### Description of the task
Pictures do not belong in the copy. Return all of the entries exactly.

----- Extracted records -----

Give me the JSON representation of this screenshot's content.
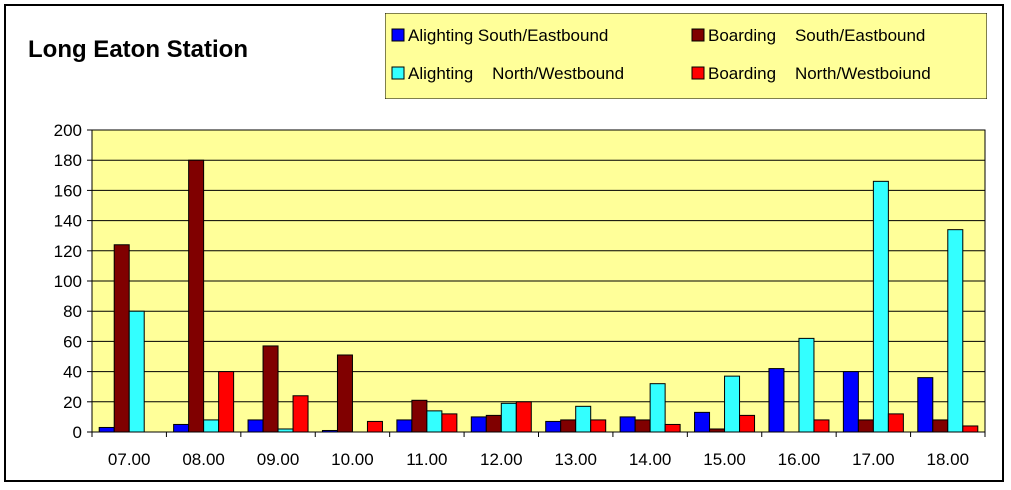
{
  "chart_data": {
    "type": "bar",
    "title": "Long Eaton Station",
    "xlabel": "",
    "ylabel": "",
    "ylim": [
      0,
      200
    ],
    "yticks": [
      0,
      20,
      40,
      60,
      80,
      100,
      120,
      140,
      160,
      180,
      200
    ],
    "grid": true,
    "legend_position": "top-right",
    "plot_background": "#FFFF99",
    "categories": [
      "07.00",
      "08.00",
      "09.00",
      "10.00",
      "11.00",
      "12.00",
      "13.00",
      "14.00",
      "15.00",
      "16.00",
      "17.00",
      "18.00"
    ],
    "series": [
      {
        "name": "Alighting South/Eastbound",
        "color": "#0000FF",
        "values": [
          3,
          5,
          8,
          1,
          8,
          10,
          7,
          10,
          13,
          42,
          40,
          36
        ]
      },
      {
        "name": "Boarding    South/Eastbound",
        "color": "#800000",
        "values": [
          124,
          180,
          57,
          51,
          21,
          11,
          8,
          8,
          2,
          0,
          8,
          8
        ]
      },
      {
        "name": "Alighting    North/Westbound",
        "color": "#33FFFF",
        "values": [
          80,
          8,
          2,
          0,
          14,
          19,
          17,
          32,
          37,
          62,
          166,
          134
        ]
      },
      {
        "name": "Boarding    North/Westboiund",
        "color": "#FF0000",
        "values": [
          0,
          40,
          24,
          7,
          12,
          20,
          8,
          5,
          11,
          8,
          12,
          4
        ]
      }
    ]
  }
}
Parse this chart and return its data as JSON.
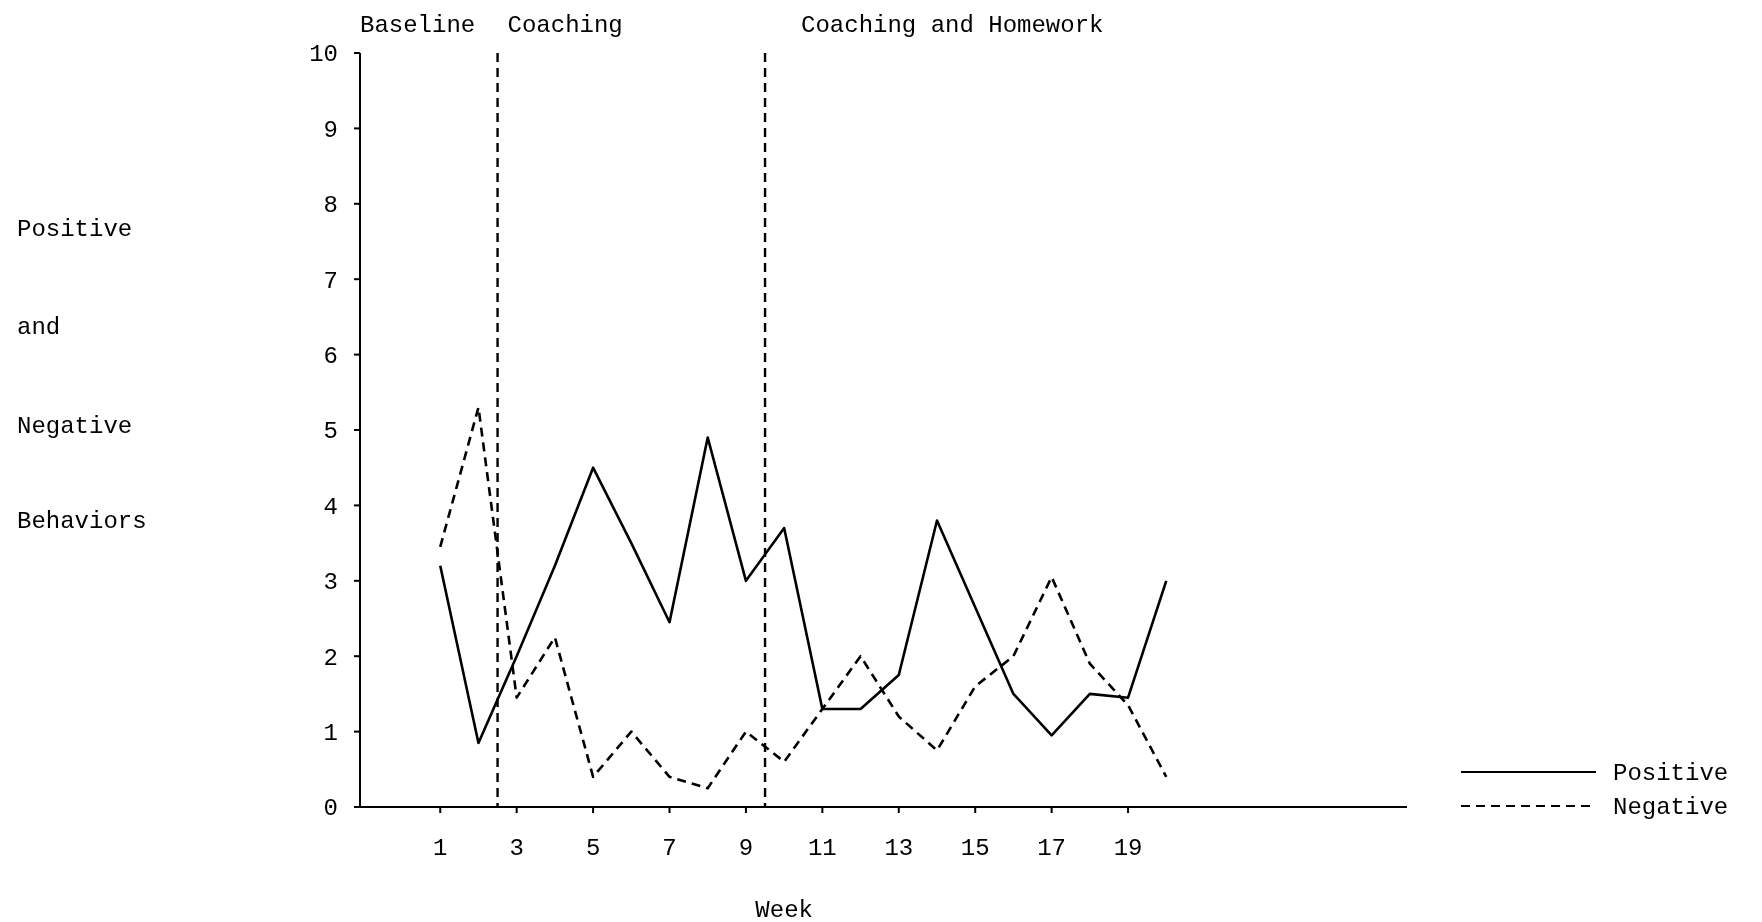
{
  "chart_data": {
    "type": "line",
    "xlabel": "Week",
    "ylabel": "Positive and Negative Behaviors",
    "x": [
      1,
      2,
      3,
      4,
      5,
      6,
      7,
      8,
      9,
      10,
      11,
      12,
      13,
      14,
      15,
      16,
      17,
      18,
      19,
      20
    ],
    "series": [
      {
        "name": "Positive",
        "color": "#000000",
        "line_style": "solid",
        "values": [
          3.2,
          0.85,
          2.0,
          3.2,
          4.5,
          3.5,
          2.45,
          4.9,
          3.0,
          3.7,
          1.3,
          1.3,
          1.75,
          3.8,
          2.65,
          1.5,
          0.95,
          1.5,
          1.45,
          3.0
        ]
      },
      {
        "name": "Negative",
        "color": "#000000",
        "line_style": "dashed",
        "values": [
          3.45,
          5.3,
          1.45,
          2.25,
          0.4,
          1.0,
          0.4,
          0.25,
          1.0,
          0.6,
          1.3,
          2.0,
          1.2,
          0.75,
          1.6,
          2.0,
          3.05,
          1.9,
          1.35,
          0.4
        ]
      }
    ],
    "xlim": [
      -1.1,
      26.3
    ],
    "xticks": [
      1,
      3,
      5,
      7,
      9,
      11,
      13,
      15,
      17,
      19
    ],
    "ylim": [
      0,
      10
    ],
    "yticks": [
      0,
      1,
      2,
      3,
      4,
      5,
      6,
      7,
      8,
      9,
      10
    ],
    "ref_lines": [
      {
        "axis": "x",
        "value": 2.5,
        "label": "Coaching",
        "line_style": "dashed"
      },
      {
        "axis": "x",
        "value": 9.5,
        "label": "Coaching and Homework",
        "line_style": "dashed"
      }
    ],
    "annotations": [
      "Baseline"
    ],
    "grid": false,
    "legend": "right",
    "marker": "none"
  }
}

-----

### Answer for the task
Give me the JSON representation of this screenshot's content.
{
  "chart_data": {
    "type": "bar",
    "title": "Long Eaton Station",
    "xlabel": "",
    "ylabel": "",
    "ylim": [
      0,
      200
    ],
    "yticks": [
      0,
      20,
      40,
      60,
      80,
      100,
      120,
      140,
      160,
      180,
      200
    ],
    "grid": true,
    "legend_position": "top-right",
    "plot_background": "#FFFF99",
    "categories": [
      "07.00",
      "08.00",
      "09.00",
      "10.00",
      "11.00",
      "12.00",
      "13.00",
      "14.00",
      "15.00",
      "16.00",
      "17.00",
      "18.00"
    ],
    "series": [
      {
        "name": "Alighting South/Eastbound",
        "color": "#0000FF",
        "values": [
          3,
          5,
          8,
          1,
          8,
          10,
          7,
          10,
          13,
          42,
          40,
          36
        ]
      },
      {
        "name": "Boarding    South/Eastbound",
        "color": "#800000",
        "values": [
          124,
          180,
          57,
          51,
          21,
          11,
          8,
          8,
          2,
          0,
          8,
          8
        ]
      },
      {
        "name": "Alighting    North/Westbound",
        "color": "#33FFFF",
        "values": [
          80,
          8,
          2,
          0,
          14,
          19,
          17,
          32,
          37,
          62,
          166,
          134
        ]
      },
      {
        "name": "Boarding    North/Westboiund",
        "color": "#FF0000",
        "values": [
          0,
          40,
          24,
          7,
          12,
          20,
          8,
          5,
          11,
          8,
          12,
          4
        ]
      }
    ]
  }
}
Parse this chart and return its data as JSON.
{
  "chart_data": {
    "type": "line",
    "xlabel": "Week",
    "ylabel": "Positive and Negative Behaviors",
    "x": [
      1,
      2,
      3,
      4,
      5,
      6,
      7,
      8,
      9,
      10,
      11,
      12,
      13,
      14,
      15,
      16,
      17,
      18,
      19,
      20
    ],
    "series": [
      {
        "name": "Positive",
        "color": "#000000",
        "line_style": "solid",
        "values": [
          3.2,
          0.85,
          2.0,
          3.2,
          4.5,
          3.5,
          2.45,
          4.9,
          3.0,
          3.7,
          1.3,
          1.3,
          1.75,
          3.8,
          2.65,
          1.5,
          0.95,
          1.5,
          1.45,
          3.0
        ]
      },
      {
        "name": "Negative",
        "color": "#000000",
        "line_style": "dashed",
        "values": [
          3.45,
          5.3,
          1.45,
          2.25,
          0.4,
          1.0,
          0.4,
          0.25,
          1.0,
          0.6,
          1.3,
          2.0,
          1.2,
          0.75,
          1.6,
          2.0,
          3.05,
          1.9,
          1.35,
          0.4
        ]
      }
    ],
    "xlim": [
      -1.1,
      26.3
    ],
    "xticks": [
      1,
      3,
      5,
      7,
      9,
      11,
      13,
      15,
      17,
      19
    ],
    "ylim": [
      0,
      10
    ],
    "yticks": [
      0,
      1,
      2,
      3,
      4,
      5,
      6,
      7,
      8,
      9,
      10
    ],
    "ref_lines": [
      {
        "axis": "x",
        "value": 2.5,
        "label": "Coaching",
        "line_style": "dashed"
      },
      {
        "axis": "x",
        "value": 9.5,
        "label": "Coaching and Homework",
        "line_style": "dashed"
      }
    ],
    "annotations": [
      "Baseline"
    ],
    "grid": false,
    "legend": "right",
    "marker": "none"
  }
}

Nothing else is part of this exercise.